* _THE TASK_
Put the entries into a numbered list, from the start of the entries through the line containing "x-axis-ticks: Feb Mar". Leave out blank lines.
════════
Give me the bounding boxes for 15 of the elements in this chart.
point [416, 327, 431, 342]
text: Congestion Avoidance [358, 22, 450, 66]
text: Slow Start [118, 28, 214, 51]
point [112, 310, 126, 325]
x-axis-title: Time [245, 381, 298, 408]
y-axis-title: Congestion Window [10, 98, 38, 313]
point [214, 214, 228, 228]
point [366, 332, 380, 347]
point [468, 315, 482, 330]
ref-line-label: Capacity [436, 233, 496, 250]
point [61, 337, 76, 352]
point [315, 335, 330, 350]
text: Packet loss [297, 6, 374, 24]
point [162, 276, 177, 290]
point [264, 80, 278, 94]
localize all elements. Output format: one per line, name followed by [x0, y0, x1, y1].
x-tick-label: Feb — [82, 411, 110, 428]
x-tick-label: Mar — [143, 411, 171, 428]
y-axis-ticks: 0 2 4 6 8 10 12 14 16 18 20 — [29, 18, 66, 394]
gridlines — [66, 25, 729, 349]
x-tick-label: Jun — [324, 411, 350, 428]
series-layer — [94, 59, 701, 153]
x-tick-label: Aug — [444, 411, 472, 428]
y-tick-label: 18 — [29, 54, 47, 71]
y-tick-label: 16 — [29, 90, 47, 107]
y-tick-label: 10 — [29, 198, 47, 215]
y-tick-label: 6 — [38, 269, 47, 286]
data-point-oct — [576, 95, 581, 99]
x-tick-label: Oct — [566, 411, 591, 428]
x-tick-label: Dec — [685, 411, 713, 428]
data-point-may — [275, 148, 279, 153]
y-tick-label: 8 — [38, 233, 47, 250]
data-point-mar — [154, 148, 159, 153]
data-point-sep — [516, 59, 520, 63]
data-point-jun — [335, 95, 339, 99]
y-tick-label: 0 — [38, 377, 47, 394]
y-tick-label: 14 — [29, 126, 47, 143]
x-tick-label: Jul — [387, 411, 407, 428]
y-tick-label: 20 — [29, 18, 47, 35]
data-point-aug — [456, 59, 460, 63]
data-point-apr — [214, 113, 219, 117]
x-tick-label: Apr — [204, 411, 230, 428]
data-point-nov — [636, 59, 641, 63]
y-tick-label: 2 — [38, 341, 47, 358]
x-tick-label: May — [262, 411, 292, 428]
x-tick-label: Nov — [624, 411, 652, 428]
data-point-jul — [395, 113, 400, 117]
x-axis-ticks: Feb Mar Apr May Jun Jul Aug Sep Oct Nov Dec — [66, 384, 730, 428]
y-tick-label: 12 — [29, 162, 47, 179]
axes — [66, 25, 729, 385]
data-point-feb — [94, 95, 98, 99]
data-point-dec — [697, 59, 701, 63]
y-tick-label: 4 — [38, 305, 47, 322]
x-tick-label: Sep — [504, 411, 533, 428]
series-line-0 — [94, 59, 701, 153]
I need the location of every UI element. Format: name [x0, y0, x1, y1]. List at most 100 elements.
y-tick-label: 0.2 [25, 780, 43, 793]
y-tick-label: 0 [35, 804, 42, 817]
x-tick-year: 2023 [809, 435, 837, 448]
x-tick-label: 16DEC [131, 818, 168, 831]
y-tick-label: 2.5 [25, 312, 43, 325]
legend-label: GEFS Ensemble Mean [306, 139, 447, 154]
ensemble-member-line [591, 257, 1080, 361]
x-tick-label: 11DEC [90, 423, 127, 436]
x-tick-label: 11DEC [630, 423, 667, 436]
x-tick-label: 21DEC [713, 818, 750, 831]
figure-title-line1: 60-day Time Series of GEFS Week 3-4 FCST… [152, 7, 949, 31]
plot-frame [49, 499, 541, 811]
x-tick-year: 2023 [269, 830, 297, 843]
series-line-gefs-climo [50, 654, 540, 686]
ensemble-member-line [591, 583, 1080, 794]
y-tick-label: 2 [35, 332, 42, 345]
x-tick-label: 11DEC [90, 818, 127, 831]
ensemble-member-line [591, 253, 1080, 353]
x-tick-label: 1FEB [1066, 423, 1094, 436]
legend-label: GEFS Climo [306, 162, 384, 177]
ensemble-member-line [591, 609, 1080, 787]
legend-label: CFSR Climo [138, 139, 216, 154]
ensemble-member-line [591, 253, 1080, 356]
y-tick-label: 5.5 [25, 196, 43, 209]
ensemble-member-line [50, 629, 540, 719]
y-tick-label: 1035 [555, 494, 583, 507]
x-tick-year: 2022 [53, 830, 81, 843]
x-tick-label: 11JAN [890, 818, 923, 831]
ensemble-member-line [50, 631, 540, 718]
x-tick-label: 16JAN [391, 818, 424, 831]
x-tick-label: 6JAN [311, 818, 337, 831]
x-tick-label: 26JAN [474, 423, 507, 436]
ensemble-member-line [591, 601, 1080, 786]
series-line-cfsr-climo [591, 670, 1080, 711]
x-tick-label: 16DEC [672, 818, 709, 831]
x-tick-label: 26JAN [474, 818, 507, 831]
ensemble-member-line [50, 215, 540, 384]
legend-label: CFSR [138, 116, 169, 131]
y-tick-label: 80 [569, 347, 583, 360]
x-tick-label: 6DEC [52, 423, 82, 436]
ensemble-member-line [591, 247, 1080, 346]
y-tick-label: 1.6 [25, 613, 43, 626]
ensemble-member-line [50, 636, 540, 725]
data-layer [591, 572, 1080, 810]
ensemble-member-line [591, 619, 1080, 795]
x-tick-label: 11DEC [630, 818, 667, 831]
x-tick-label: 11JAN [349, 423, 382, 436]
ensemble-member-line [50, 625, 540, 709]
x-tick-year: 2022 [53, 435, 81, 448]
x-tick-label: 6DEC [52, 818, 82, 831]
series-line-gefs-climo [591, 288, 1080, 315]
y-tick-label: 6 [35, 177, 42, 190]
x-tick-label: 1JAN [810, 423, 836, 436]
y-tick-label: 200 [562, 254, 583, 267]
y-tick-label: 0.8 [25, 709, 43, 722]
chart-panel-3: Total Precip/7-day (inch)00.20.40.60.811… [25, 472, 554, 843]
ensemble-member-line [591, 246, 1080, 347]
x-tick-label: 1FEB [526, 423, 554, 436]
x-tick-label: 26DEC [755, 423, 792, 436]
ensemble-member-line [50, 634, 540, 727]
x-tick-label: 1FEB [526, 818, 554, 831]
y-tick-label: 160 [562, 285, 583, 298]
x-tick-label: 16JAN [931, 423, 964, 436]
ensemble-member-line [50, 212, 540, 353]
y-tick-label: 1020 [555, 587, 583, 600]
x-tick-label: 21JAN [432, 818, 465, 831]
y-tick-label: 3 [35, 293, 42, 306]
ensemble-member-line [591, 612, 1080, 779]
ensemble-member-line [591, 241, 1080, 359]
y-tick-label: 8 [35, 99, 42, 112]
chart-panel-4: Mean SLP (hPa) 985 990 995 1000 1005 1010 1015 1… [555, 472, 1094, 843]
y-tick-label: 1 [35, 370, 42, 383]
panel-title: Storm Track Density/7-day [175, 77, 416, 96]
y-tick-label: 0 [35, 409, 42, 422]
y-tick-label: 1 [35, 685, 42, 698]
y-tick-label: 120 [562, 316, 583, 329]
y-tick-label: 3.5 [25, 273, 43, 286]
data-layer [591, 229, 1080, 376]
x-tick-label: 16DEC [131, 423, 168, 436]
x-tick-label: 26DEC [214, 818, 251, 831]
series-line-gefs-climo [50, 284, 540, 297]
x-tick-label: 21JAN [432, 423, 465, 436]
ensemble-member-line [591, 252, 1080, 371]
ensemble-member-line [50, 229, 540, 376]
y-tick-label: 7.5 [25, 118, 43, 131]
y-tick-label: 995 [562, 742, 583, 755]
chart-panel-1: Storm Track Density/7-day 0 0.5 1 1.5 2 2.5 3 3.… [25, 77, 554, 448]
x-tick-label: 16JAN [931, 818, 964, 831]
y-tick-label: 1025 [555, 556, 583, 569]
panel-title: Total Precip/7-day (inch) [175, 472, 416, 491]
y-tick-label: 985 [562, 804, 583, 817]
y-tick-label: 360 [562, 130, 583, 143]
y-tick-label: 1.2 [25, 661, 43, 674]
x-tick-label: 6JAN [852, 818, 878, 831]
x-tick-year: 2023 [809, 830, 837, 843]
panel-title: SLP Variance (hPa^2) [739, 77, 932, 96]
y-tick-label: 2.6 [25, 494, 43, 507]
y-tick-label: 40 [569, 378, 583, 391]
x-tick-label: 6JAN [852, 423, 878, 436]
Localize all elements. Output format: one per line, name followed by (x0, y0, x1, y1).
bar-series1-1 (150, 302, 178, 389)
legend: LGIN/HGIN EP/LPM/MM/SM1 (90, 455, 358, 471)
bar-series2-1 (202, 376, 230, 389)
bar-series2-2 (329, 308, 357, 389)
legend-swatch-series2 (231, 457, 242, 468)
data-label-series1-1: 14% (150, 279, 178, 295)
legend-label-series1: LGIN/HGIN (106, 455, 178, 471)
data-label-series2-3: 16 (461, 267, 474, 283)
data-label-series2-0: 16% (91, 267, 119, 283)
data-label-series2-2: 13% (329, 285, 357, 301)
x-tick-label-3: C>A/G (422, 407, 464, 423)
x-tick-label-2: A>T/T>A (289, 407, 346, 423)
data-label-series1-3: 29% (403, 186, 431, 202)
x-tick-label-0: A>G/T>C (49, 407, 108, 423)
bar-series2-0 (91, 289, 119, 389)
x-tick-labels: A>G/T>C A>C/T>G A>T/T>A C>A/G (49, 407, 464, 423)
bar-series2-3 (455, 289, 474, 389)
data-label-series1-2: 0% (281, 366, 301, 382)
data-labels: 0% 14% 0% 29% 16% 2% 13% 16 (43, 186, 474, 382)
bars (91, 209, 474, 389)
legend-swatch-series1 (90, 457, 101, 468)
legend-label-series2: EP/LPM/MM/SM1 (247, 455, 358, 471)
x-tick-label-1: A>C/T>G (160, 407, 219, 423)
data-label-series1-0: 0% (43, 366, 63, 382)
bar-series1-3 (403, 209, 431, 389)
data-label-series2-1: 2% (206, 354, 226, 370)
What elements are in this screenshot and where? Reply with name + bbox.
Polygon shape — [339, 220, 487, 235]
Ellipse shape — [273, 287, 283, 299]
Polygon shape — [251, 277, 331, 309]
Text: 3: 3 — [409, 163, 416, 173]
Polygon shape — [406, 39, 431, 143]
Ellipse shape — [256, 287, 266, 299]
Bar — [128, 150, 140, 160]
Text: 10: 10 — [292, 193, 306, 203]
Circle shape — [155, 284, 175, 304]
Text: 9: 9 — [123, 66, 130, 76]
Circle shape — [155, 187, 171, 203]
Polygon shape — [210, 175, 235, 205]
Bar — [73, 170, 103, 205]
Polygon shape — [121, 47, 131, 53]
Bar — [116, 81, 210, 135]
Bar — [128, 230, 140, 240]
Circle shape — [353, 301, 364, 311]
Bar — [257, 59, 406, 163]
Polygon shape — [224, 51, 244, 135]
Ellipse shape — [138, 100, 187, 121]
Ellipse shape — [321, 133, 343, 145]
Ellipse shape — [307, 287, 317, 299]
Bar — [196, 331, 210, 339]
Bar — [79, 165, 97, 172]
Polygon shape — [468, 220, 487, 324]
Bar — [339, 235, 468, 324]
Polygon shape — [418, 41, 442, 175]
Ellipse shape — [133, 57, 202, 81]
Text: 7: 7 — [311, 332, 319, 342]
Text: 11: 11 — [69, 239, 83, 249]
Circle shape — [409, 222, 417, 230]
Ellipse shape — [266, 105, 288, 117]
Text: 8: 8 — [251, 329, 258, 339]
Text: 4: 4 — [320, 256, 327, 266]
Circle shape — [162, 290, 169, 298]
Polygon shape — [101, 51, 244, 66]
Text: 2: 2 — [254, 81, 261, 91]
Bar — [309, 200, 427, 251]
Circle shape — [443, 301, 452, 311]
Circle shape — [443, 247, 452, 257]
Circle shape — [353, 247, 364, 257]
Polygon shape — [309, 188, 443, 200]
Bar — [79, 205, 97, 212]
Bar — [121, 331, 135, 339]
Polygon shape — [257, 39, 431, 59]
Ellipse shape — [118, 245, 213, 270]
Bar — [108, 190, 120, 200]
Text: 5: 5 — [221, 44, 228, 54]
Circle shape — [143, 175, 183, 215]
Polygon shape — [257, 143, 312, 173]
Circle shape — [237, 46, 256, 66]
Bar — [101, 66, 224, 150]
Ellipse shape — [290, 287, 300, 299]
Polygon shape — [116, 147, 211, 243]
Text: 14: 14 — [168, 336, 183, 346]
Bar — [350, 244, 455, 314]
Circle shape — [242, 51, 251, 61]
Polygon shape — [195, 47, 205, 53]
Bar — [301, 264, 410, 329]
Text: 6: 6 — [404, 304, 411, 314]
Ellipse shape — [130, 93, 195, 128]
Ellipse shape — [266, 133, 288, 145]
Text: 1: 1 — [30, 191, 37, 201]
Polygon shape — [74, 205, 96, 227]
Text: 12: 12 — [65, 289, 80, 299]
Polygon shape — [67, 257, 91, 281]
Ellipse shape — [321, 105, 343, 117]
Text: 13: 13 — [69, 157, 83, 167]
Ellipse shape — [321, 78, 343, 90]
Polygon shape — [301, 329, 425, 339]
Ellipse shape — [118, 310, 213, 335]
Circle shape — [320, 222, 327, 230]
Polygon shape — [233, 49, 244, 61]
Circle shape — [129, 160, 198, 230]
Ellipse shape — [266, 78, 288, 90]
════════
* _EXERCISE OUTPUT_
1. Give me the bounding boxes for 15 of the elements in this chart.
2. point [416, 327, 431, 342]
3. text: Congestion Avoidance [358, 22, 450, 66]
4. text: Slow Start [118, 28, 214, 51]
5. point [112, 310, 126, 325]
6. x-axis-title: Time [245, 381, 298, 408]
7. y-axis-title: Congestion Window [10, 98, 38, 313]
8. point [214, 214, 228, 228]
9. point [366, 332, 380, 347]
10. point [468, 315, 482, 330]
11. ref-line-label: Capacity [436, 233, 496, 250]
12. point [61, 337, 76, 352]
13. point [315, 335, 330, 350]
14. text: Packet loss [297, 6, 374, 24]
15. point [162, 276, 177, 290]
16. point [264, 80, 278, 94]
17. localize all elements. Output format: one per line, name followed by [x0, y0, x1, y1].
18. x-tick-label: Feb — [82, 411, 110, 428]
19. x-tick-label: Mar — [143, 411, 171, 428]
20. y-axis-ticks: 0 2 4 6 8 10 12 14 16 18 20 — [29, 18, 66, 394]
21. gridlines — [66, 25, 729, 349]
22. x-tick-label: Jun — [324, 411, 350, 428]
23. series-layer — [94, 59, 701, 153]
24. x-tick-label: Aug — [444, 411, 472, 428]
25. y-tick-label: 18 — [29, 54, 47, 71]
26. y-tick-label: 16 — [29, 90, 47, 107]
27. y-tick-label: 10 — [29, 198, 47, 215]
28. y-tick-label: 6 — [38, 269, 47, 286]
29. data-point-oct — [576, 95, 581, 99]
30. x-tick-label: Oct — [566, 411, 591, 428]
31. x-tick-label: Dec — [685, 411, 713, 428]
32. data-point-may — [275, 148, 279, 153]
33. y-tick-label: 8 — [38, 233, 47, 250]
34. data-point-mar — [154, 148, 159, 153]
35. data-point-sep — [516, 59, 520, 63]
36. data-point-jun — [335, 95, 339, 99]
37. y-tick-label: 0 — [38, 377, 47, 394]
38. y-tick-label: 14 — [29, 126, 47, 143]
39. x-tick-label: Jul — [387, 411, 407, 428]
40. y-tick-label: 20 — [29, 18, 47, 35]
41. data-point-aug — [456, 59, 460, 63]
42. data-point-apr — [214, 113, 219, 117]
43. x-tick-label: Apr — [204, 411, 230, 428]
44. data-point-nov — [636, 59, 641, 63]
45. y-tick-label: 2 — [38, 341, 47, 358]
46. x-tick-label: May — [262, 411, 292, 428]
47. x-tick-label: Nov — [624, 411, 652, 428]
48. data-point-jul — [395, 113, 400, 117]
49. x-axis-ticks: Feb Mar Apr May Jun Jul Aug Sep Oct Nov Dec — [66, 384, 730, 428]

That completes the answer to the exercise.